__WRITTEN REQUEST__.
Read the entries below and pull out each line with the string "JSON".

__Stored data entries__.
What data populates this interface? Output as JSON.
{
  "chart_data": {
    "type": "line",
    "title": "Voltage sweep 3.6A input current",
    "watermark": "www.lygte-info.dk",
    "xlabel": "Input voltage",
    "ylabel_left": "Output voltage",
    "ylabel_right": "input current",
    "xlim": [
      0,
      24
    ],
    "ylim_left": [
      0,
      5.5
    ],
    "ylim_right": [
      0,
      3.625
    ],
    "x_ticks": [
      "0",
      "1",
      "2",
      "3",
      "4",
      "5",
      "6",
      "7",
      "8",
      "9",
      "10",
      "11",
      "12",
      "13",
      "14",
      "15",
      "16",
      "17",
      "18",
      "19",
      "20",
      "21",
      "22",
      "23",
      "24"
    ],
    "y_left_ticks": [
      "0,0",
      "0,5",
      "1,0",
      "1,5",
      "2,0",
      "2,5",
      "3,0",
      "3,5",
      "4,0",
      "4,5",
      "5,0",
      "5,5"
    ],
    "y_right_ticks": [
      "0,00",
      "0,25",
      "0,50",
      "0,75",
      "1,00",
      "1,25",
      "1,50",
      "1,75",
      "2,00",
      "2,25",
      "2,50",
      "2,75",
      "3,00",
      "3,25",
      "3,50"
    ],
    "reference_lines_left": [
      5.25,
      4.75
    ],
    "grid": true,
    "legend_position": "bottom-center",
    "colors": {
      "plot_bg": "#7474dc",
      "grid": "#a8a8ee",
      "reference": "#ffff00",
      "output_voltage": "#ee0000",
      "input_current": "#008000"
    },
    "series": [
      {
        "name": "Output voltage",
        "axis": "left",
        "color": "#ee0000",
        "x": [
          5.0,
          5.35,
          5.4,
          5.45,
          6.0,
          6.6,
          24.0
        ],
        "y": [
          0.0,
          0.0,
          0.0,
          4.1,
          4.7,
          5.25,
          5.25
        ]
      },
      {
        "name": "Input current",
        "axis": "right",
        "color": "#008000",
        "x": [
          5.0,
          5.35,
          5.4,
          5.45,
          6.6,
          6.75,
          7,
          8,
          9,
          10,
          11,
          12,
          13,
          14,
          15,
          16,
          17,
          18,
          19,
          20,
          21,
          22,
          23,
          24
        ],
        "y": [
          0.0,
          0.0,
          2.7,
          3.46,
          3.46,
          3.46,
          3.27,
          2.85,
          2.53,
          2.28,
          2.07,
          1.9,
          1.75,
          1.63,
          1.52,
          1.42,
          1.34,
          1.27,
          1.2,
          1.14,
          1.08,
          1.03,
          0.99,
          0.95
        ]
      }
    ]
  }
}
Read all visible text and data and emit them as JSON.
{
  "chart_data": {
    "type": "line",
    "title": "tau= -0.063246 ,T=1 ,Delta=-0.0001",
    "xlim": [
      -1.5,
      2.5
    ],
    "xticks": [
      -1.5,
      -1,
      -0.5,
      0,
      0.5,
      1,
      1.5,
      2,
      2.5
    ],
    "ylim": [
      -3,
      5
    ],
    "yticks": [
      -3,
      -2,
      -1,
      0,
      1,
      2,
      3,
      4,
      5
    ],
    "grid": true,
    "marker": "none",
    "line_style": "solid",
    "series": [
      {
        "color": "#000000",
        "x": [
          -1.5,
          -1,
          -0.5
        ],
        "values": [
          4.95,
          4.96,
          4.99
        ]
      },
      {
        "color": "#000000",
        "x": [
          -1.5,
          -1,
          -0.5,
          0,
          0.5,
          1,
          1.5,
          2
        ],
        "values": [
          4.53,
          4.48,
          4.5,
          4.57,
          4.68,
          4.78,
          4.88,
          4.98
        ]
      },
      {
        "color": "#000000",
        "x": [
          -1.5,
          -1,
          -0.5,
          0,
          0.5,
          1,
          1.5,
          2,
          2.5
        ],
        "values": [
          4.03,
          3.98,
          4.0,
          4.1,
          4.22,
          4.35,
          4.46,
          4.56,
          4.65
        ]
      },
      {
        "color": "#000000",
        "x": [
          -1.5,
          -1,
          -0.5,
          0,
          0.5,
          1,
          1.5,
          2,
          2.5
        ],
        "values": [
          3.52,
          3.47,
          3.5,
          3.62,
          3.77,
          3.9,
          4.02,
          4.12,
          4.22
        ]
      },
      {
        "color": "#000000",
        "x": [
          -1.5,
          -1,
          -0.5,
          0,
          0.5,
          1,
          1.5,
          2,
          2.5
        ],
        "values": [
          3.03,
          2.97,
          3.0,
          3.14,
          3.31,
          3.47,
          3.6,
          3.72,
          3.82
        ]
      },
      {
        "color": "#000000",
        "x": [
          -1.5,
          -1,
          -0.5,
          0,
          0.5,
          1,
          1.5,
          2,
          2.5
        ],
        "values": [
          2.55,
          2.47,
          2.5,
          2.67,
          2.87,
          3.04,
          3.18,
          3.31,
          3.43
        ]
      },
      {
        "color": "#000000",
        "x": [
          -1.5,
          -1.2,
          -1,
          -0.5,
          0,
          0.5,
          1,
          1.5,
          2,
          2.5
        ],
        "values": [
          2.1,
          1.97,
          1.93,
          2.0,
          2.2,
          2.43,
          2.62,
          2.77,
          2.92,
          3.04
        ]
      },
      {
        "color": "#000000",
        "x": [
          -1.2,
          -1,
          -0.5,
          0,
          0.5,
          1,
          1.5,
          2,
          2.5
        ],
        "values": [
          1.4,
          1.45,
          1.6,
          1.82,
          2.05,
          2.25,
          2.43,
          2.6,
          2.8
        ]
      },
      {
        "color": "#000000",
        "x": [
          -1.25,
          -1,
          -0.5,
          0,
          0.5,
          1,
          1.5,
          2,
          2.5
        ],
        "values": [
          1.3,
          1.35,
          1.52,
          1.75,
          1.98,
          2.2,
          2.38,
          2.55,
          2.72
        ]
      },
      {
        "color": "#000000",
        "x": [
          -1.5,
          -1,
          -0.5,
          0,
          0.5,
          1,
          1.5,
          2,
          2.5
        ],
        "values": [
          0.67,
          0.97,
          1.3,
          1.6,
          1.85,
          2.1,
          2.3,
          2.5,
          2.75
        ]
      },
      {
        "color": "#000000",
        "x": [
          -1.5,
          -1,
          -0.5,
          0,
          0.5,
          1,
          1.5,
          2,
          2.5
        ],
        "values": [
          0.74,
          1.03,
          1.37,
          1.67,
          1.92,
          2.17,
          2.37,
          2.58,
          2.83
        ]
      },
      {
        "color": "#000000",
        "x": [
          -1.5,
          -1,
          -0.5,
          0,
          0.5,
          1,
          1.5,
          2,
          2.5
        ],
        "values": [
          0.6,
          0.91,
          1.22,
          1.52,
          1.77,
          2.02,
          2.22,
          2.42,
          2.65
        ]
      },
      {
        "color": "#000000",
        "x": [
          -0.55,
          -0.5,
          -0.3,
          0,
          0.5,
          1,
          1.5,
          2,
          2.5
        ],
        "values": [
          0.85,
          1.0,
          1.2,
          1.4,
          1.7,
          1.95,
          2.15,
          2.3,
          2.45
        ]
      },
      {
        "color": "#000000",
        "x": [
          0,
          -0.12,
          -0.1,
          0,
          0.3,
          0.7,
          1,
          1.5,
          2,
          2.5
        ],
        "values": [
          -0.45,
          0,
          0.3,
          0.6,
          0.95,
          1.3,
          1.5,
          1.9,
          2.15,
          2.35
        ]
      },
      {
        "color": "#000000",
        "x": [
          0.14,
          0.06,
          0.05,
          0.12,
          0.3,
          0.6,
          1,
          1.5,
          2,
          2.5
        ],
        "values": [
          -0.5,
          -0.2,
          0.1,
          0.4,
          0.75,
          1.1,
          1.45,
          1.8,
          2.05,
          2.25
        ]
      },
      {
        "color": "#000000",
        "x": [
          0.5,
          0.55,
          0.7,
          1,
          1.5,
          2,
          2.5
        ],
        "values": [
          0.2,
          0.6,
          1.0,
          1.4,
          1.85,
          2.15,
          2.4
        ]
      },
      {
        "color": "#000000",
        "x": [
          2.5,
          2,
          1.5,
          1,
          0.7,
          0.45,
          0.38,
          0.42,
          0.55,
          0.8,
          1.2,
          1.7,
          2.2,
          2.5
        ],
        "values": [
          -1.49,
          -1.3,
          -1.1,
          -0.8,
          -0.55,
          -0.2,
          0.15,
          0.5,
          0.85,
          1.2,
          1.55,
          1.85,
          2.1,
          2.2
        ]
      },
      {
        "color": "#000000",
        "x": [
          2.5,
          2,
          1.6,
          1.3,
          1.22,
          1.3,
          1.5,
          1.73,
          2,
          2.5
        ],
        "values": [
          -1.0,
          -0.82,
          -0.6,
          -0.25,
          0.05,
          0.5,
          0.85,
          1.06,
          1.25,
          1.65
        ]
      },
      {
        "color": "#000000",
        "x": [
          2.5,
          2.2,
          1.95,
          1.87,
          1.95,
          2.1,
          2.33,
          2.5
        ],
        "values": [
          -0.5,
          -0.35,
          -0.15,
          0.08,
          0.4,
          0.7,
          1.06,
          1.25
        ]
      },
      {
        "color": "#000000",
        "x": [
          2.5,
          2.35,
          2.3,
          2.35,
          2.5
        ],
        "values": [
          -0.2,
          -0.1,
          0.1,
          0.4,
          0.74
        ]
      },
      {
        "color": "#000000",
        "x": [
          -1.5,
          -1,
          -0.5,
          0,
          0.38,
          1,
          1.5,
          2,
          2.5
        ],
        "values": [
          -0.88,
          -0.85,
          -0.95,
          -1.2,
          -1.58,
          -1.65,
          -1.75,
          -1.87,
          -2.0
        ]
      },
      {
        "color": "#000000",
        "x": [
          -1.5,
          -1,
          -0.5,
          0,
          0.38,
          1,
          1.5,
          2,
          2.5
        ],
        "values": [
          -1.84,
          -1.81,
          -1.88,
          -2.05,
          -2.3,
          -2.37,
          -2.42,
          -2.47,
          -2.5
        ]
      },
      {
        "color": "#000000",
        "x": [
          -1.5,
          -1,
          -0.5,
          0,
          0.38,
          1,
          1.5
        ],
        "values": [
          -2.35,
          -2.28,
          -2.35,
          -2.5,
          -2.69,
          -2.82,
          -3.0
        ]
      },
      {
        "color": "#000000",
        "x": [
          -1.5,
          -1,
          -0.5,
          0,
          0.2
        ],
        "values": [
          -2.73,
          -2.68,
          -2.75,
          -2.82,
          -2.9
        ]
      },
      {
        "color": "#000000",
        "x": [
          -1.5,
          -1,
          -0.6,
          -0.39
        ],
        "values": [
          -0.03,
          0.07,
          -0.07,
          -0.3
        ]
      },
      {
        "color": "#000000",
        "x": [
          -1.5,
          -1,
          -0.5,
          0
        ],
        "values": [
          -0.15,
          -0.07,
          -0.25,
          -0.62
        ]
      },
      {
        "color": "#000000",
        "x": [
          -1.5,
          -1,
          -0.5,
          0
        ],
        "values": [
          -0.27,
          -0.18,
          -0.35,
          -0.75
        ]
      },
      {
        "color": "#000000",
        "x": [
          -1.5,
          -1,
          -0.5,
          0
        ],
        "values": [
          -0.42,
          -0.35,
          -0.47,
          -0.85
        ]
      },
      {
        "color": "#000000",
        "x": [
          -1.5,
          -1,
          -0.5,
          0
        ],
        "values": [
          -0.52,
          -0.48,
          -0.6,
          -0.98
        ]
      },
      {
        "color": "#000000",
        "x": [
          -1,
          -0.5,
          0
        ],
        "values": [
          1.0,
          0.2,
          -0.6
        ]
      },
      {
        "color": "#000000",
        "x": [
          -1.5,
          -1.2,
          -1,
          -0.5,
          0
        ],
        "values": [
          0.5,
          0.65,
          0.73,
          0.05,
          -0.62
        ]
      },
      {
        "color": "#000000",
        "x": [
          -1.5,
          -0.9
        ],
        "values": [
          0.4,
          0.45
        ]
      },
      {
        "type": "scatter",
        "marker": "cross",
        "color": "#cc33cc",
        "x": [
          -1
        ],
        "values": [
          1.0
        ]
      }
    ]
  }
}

__SOLUTION FOR THIS EXERCISE__.
What data populates this interface? Output as JSON.
Read all visible text and data and emit them as JSON.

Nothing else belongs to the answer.